Exercise:
Copy each of the following rows verbatim.

— start Available records —

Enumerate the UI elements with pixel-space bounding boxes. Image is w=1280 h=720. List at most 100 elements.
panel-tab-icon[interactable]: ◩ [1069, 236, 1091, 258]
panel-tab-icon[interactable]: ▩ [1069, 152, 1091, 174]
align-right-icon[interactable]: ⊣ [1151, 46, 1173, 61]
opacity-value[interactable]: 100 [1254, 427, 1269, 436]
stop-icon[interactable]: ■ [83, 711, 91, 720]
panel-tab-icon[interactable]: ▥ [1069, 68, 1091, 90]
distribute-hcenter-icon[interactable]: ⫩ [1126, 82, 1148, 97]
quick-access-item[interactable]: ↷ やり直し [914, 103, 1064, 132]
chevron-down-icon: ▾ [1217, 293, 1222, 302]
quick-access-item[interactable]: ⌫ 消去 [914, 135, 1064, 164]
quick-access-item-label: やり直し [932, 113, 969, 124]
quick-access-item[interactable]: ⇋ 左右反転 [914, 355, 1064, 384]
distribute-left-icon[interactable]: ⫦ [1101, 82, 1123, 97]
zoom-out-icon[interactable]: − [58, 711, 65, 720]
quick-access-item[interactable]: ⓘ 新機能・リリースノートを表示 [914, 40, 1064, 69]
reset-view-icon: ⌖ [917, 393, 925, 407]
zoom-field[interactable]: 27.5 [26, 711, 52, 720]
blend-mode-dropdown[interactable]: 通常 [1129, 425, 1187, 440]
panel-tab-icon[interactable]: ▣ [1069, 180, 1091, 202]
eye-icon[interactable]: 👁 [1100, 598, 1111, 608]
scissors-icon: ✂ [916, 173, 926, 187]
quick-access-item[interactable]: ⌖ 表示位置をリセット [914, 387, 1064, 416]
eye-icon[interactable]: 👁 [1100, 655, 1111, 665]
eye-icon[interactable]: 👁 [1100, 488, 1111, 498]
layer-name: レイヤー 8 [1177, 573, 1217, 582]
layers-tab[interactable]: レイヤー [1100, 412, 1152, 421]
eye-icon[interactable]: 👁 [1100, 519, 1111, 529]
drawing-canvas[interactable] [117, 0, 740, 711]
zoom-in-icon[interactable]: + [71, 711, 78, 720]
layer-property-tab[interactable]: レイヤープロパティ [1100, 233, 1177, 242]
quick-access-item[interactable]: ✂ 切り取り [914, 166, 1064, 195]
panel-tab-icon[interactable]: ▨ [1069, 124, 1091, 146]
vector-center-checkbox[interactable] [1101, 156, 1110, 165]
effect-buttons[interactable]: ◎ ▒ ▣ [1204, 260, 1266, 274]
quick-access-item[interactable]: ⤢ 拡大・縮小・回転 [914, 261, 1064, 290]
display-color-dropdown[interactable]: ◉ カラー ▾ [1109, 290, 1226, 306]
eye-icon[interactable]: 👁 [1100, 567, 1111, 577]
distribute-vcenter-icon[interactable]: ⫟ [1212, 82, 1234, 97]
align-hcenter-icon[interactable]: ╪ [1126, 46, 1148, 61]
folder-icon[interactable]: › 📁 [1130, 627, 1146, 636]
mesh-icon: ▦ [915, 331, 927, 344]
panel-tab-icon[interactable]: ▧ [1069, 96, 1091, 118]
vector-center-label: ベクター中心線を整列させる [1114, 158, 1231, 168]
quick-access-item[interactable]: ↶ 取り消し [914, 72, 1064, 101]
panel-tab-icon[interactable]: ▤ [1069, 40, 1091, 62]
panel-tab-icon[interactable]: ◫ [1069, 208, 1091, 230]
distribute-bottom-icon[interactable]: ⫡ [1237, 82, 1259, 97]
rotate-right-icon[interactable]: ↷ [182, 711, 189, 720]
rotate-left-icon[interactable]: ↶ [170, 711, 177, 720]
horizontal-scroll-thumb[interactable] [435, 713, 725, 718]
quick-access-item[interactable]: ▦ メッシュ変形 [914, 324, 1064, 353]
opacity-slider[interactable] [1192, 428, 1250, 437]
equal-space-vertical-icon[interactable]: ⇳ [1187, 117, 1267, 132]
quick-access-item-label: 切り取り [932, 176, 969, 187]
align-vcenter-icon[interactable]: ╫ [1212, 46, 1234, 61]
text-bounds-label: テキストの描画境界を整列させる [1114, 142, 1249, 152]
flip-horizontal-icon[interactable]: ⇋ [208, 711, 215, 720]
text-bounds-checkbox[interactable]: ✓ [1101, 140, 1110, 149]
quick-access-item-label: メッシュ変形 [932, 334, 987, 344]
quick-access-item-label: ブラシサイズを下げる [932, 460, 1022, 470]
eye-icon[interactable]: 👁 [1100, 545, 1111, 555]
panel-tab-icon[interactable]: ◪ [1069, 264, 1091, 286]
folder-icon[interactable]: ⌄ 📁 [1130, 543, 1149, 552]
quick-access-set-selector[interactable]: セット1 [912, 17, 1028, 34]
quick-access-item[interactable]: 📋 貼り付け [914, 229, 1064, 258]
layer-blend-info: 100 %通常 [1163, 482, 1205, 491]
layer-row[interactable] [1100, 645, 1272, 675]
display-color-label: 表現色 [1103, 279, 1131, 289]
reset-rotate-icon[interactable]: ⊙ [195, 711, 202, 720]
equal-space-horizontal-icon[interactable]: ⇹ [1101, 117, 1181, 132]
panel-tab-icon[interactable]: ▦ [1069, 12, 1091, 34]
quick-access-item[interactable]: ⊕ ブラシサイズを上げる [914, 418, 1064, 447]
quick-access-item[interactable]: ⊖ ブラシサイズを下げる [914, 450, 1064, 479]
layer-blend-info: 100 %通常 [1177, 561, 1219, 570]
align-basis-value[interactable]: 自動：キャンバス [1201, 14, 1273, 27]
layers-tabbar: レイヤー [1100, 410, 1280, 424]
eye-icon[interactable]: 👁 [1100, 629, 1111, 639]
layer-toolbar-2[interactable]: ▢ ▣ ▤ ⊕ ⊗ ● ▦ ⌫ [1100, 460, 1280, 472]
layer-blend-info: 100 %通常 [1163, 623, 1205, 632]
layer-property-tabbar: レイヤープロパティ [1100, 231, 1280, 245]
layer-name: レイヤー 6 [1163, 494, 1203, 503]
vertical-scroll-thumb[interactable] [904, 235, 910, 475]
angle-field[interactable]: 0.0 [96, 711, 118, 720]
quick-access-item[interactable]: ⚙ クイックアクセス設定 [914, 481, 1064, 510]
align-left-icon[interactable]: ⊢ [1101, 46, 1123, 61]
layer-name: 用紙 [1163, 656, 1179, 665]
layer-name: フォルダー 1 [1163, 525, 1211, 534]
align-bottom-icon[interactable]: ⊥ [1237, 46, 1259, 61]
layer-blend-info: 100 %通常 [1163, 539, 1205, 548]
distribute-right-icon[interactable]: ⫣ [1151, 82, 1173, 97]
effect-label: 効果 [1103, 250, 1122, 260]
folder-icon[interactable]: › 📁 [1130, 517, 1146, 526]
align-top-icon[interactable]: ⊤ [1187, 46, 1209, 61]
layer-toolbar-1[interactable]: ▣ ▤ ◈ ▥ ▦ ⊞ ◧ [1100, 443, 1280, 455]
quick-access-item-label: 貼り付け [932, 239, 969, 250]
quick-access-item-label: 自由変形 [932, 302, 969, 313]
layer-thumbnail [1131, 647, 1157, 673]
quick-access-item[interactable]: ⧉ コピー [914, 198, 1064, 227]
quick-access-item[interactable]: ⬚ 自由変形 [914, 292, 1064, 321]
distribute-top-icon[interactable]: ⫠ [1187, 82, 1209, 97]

— end Available records —

Output for this exercise:
Enumerate the UI elements with pixel-space bounding boxes. Image is w=1280 h=720. List at most 100 elements.
panel-tab-icon[interactable]: ◩ [1069, 236, 1091, 258]
panel-tab-icon[interactable]: ▩ [1069, 152, 1091, 174]
align-right-icon[interactable]: ⊣ [1151, 46, 1173, 61]
opacity-value[interactable]: 100 [1254, 427, 1269, 436]
stop-icon[interactable]: ■ [83, 711, 91, 720]
panel-tab-icon[interactable]: ▥ [1069, 68, 1091, 90]
distribute-hcenter-icon[interactable]: ⫩ [1126, 82, 1148, 97]
quick-access-item[interactable]: ↷ やり直し [914, 103, 1064, 132]
chevron-down-icon: ▾ [1217, 293, 1222, 302]
quick-access-item[interactable]: ⌫ 消去 [914, 135, 1064, 164]
quick-access-item-label: やり直し [932, 113, 969, 124]
quick-access-item[interactable]: ⇋ 左右反転 [914, 355, 1064, 384]
distribute-left-icon[interactable]: ⫦ [1101, 82, 1123, 97]
zoom-out-icon[interactable]: − [58, 711, 65, 720]
quick-access-item[interactable]: ⓘ 新機能・リリースノートを表示 [914, 40, 1064, 69]
reset-view-icon: ⌖ [917, 393, 925, 407]
zoom-field[interactable]: 27.5 [26, 711, 52, 720]
blend-mode-dropdown[interactable]: 通常 [1129, 425, 1187, 440]
panel-tab-icon[interactable]: ▣ [1069, 180, 1091, 202]
eye-icon[interactable]: 👁 [1100, 598, 1111, 608]
scissors-icon: ✂ [916, 173, 926, 187]
quick-access-item[interactable]: ⌖ 表示位置をリセット [914, 387, 1064, 416]
eye-icon[interactable]: 👁 [1100, 655, 1111, 665]
eye-icon[interactable]: 👁 [1100, 488, 1111, 498]
layer-name: レイヤー 8 [1177, 573, 1217, 582]
layers-tab[interactable]: レイヤー [1100, 412, 1152, 421]
eye-icon[interactable]: 👁 [1100, 519, 1111, 529]
drawing-canvas[interactable] [117, 0, 740, 711]
zoom-in-icon[interactable]: + [71, 711, 78, 720]
layer-property-tab[interactable]: レイヤープロパティ [1100, 233, 1177, 242]
quick-access-item[interactable]: ✂ 切り取り [914, 166, 1064, 195]
panel-tab-icon[interactable]: ▨ [1069, 124, 1091, 146]
vector-center-checkbox[interactable] [1101, 156, 1110, 165]
effect-buttons[interactable]: ◎ ▒ ▣ [1204, 260, 1266, 274]
quick-access-item[interactable]: ⤢ 拡大・縮小・回転 [914, 261, 1064, 290]
display-color-dropdown[interactable]: ◉ カラー ▾ [1109, 290, 1226, 306]
eye-icon[interactable]: 👁 [1100, 567, 1111, 577]
distribute-vcenter-icon[interactable]: ⫟ [1212, 82, 1234, 97]
align-hcenter-icon[interactable]: ╪ [1126, 46, 1148, 61]
folder-icon[interactable]: › 📁 [1130, 627, 1146, 636]
mesh-icon: ▦ [915, 331, 927, 344]
panel-tab-icon[interactable]: ▧ [1069, 96, 1091, 118]
vector-center-label: ベクター中心線を整列させる [1114, 158, 1231, 168]
quick-access-item[interactable]: ↶ 取り消し [914, 72, 1064, 101]
panel-tab-icon[interactable]: ▤ [1069, 40, 1091, 62]
panel-tab-icon[interactable]: ◫ [1069, 208, 1091, 230]
distribute-bottom-icon[interactable]: ⫡ [1237, 82, 1259, 97]
rotate-right-icon[interactable]: ↷ [182, 711, 189, 720]
rotate-left-icon[interactable]: ↶ [170, 711, 177, 720]
horizontal-scroll-thumb[interactable] [435, 713, 725, 718]
quick-access-item[interactable]: ▦ メッシュ変形 [914, 324, 1064, 353]
opacity-slider[interactable] [1192, 428, 1250, 437]
equal-space-vertical-icon[interactable]: ⇳ [1187, 117, 1267, 132]
quick-access-item-label: 切り取り [932, 176, 969, 187]
align-vcenter-icon[interactable]: ╫ [1212, 46, 1234, 61]
text-bounds-label: テキストの描画境界を整列させる [1114, 142, 1249, 152]
flip-horizontal-icon[interactable]: ⇋ [208, 711, 215, 720]
text-bounds-checkbox[interactable]: ✓ [1101, 140, 1110, 149]
quick-access-item-label: メッシュ変形 [932, 334, 987, 344]
quick-access-item-label: ブラシサイズを下げる [932, 460, 1022, 470]
eye-icon[interactable]: 👁 [1100, 545, 1111, 555]
panel-tab-icon[interactable]: ◪ [1069, 264, 1091, 286]
folder-icon[interactable]: ⌄ 📁 [1130, 543, 1149, 552]
quick-access-set-selector[interactable]: セット1 [912, 17, 1028, 34]
quick-access-item[interactable]: 📋 貼り付け [914, 229, 1064, 258]
layer-blend-info: 100 %通常 [1163, 482, 1205, 491]
layer-row[interactable] [1100, 645, 1272, 675]
display-color-label: 表現色 [1103, 279, 1131, 289]
reset-rotate-icon[interactable]: ⊙ [195, 711, 202, 720]
equal-space-horizontal-icon[interactable]: ⇹ [1101, 117, 1181, 132]
panel-tab-icon[interactable]: ▦ [1069, 12, 1091, 34]
quick-access-item[interactable]: ⊕ ブラシサイズを上げる [914, 418, 1064, 447]
quick-access-item[interactable]: ⊖ ブラシサイズを下げる [914, 450, 1064, 479]
layer-blend-info: 100 %通常 [1177, 561, 1219, 570]
align-basis-value[interactable]: 自動：キャンバス [1201, 14, 1273, 27]
layers-tabbar: レイヤー [1100, 410, 1280, 424]
eye-icon[interactable]: 👁 [1100, 629, 1111, 639]
layer-toolbar-2[interactable]: ▢ ▣ ▤ ⊕ ⊗ ● ▦ ⌫ [1100, 460, 1280, 472]
layer-blend-info: 100 %通常 [1163, 623, 1205, 632]
layer-property-tabbar: レイヤープロパティ [1100, 231, 1280, 245]
layer-name: レイヤー 6 [1163, 494, 1203, 503]
vertical-scroll-thumb[interactable] [904, 235, 910, 475]
angle-field[interactable]: 0.0 [96, 711, 118, 720]
quick-access-item[interactable]: ⚙ クイックアクセス設定 [914, 481, 1064, 510]
align-left-icon[interactable]: ⊢ [1101, 46, 1123, 61]
layer-name: 用紙 [1163, 656, 1179, 665]
layer-name: フォルダー 1 [1163, 525, 1211, 534]
align-bottom-icon[interactable]: ⊥ [1237, 46, 1259, 61]
layer-blend-info: 100 %通常 [1163, 539, 1205, 548]
distribute-right-icon[interactable]: ⫣ [1151, 82, 1173, 97]
effect-label: 効果 [1103, 250, 1122, 260]
folder-icon[interactable]: › 📁 [1130, 517, 1146, 526]
align-top-icon[interactable]: ⊤ [1187, 46, 1209, 61]
layer-toolbar-1[interactable]: ▣ ▤ ◈ ▥ ▦ ⊞ ◧ [1100, 443, 1280, 455]
quick-access-item-label: 貼り付け [932, 239, 969, 250]
quick-access-item-label: 自由変形 [932, 302, 969, 313]
layer-thumbnail [1131, 647, 1157, 673]
quick-access-item[interactable]: ⧉ コピー [914, 198, 1064, 227]
quick-access-item[interactable]: ⬚ 自由変形 [914, 292, 1064, 321]
distribute-top-icon[interactable]: ⫠ [1187, 82, 1209, 97]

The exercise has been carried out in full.